= The request =
Omit the pictures, then write out every entry exactly as it reads.

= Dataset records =
= = = = = = =
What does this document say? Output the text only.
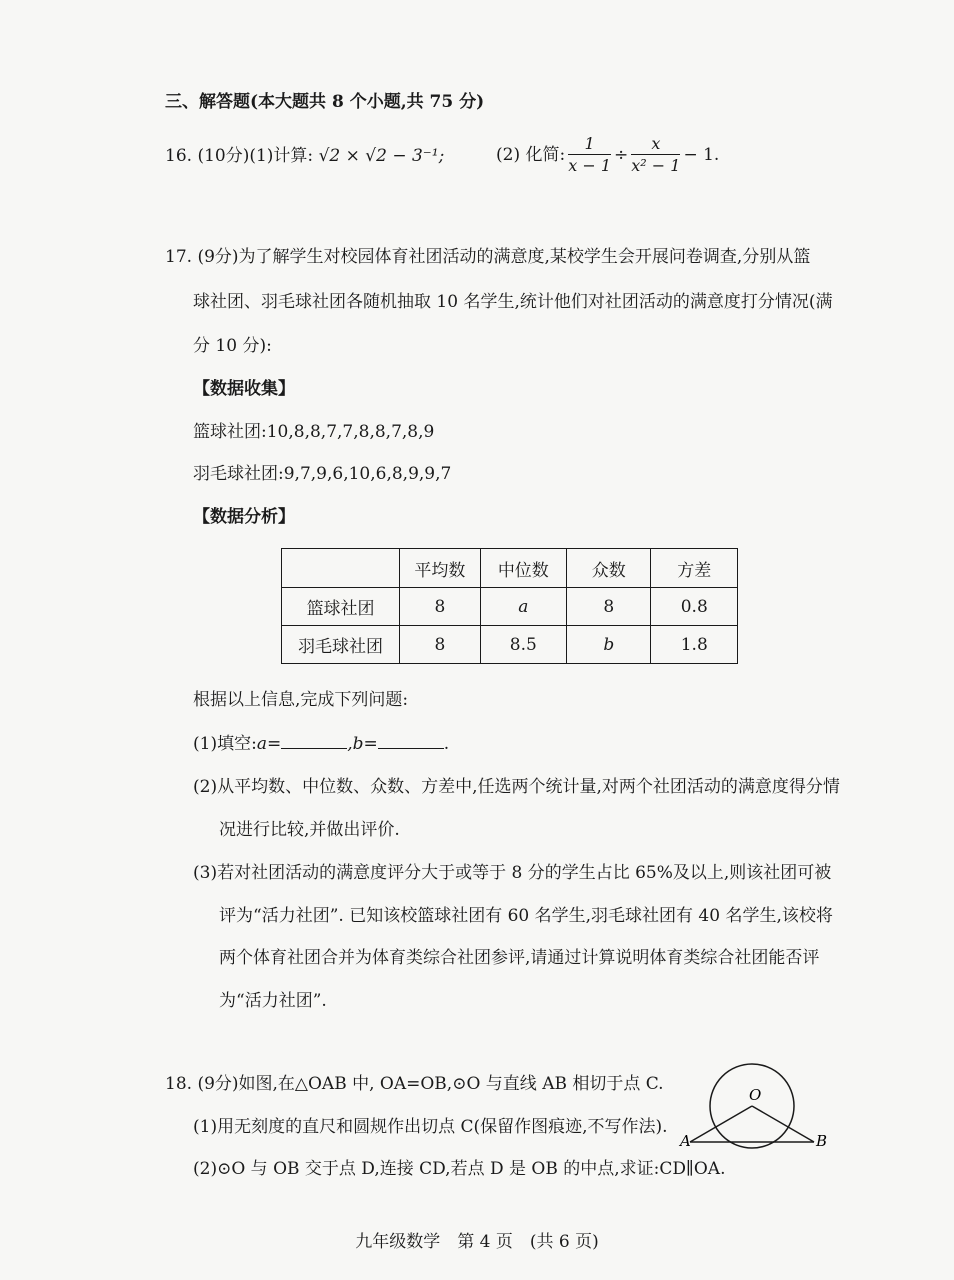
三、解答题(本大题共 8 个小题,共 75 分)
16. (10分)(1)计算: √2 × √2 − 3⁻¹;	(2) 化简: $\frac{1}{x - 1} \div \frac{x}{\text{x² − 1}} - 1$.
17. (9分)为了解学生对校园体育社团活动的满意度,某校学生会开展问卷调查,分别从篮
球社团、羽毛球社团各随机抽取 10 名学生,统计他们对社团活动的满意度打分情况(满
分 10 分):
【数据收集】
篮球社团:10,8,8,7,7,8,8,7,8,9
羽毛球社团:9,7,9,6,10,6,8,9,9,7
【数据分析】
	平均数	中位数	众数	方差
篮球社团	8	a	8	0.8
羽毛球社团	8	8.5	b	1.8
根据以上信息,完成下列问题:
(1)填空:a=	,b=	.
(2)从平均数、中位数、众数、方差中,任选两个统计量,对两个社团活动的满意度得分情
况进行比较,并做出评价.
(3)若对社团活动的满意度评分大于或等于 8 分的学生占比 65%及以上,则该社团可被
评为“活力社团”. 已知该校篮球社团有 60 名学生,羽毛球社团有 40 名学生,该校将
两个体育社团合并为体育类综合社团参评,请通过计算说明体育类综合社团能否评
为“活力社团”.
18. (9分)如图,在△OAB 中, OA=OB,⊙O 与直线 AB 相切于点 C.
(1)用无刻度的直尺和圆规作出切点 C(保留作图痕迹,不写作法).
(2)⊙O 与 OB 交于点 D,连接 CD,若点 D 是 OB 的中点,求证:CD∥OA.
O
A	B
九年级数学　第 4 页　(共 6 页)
= = = = = = =
= Task result =
What does this document say? Output the text only.
三、解答题(本大题共 8 个小题,共 75 分)
16. (10分)(1)计算: √2 × √2 − 3⁻¹;	(2) 化简: $\frac{1}{x - 1} \div \frac{x}{\text{x² − 1}} - 1$.
17. (9分)为了解学生对校园体育社团活动的满意度,某校学生会开展问卷调查,分别从篮
球社团、羽毛球社团各随机抽取 10 名学生,统计他们对社团活动的满意度打分情况(满
分 10 分):
【数据收集】
篮球社团:10,8,8,7,7,8,8,7,8,9
羽毛球社团:9,7,9,6,10,6,8,9,9,7
【数据分析】
	平均数	中位数	众数	方差
篮球社团	8	a	8	0.8
羽毛球社团	8	8.5	b	1.8
根据以上信息,完成下列问题:
(1)填空:a=	,b=	.
(2)从平均数、中位数、众数、方差中,任选两个统计量,对两个社团活动的满意度得分情
况进行比较,并做出评价.
(3)若对社团活动的满意度评分大于或等于 8 分的学生占比 65%及以上,则该社团可被
评为“活力社团”. 已知该校篮球社团有 60 名学生,羽毛球社团有 40 名学生,该校将
两个体育社团合并为体育类综合社团参评,请通过计算说明体育类综合社团能否评
为“活力社团”.
18. (9分)如图,在△OAB 中, OA=OB,⊙O 与直线 AB 相切于点 C.
(1)用无刻度的直尺和圆规作出切点 C(保留作图痕迹,不写作法).
(2)⊙O 与 OB 交于点 D,连接 CD,若点 D 是 OB 的中点,求证:CD∥OA.
O
A	B
九年级数学　第 4 页　(共 6 页)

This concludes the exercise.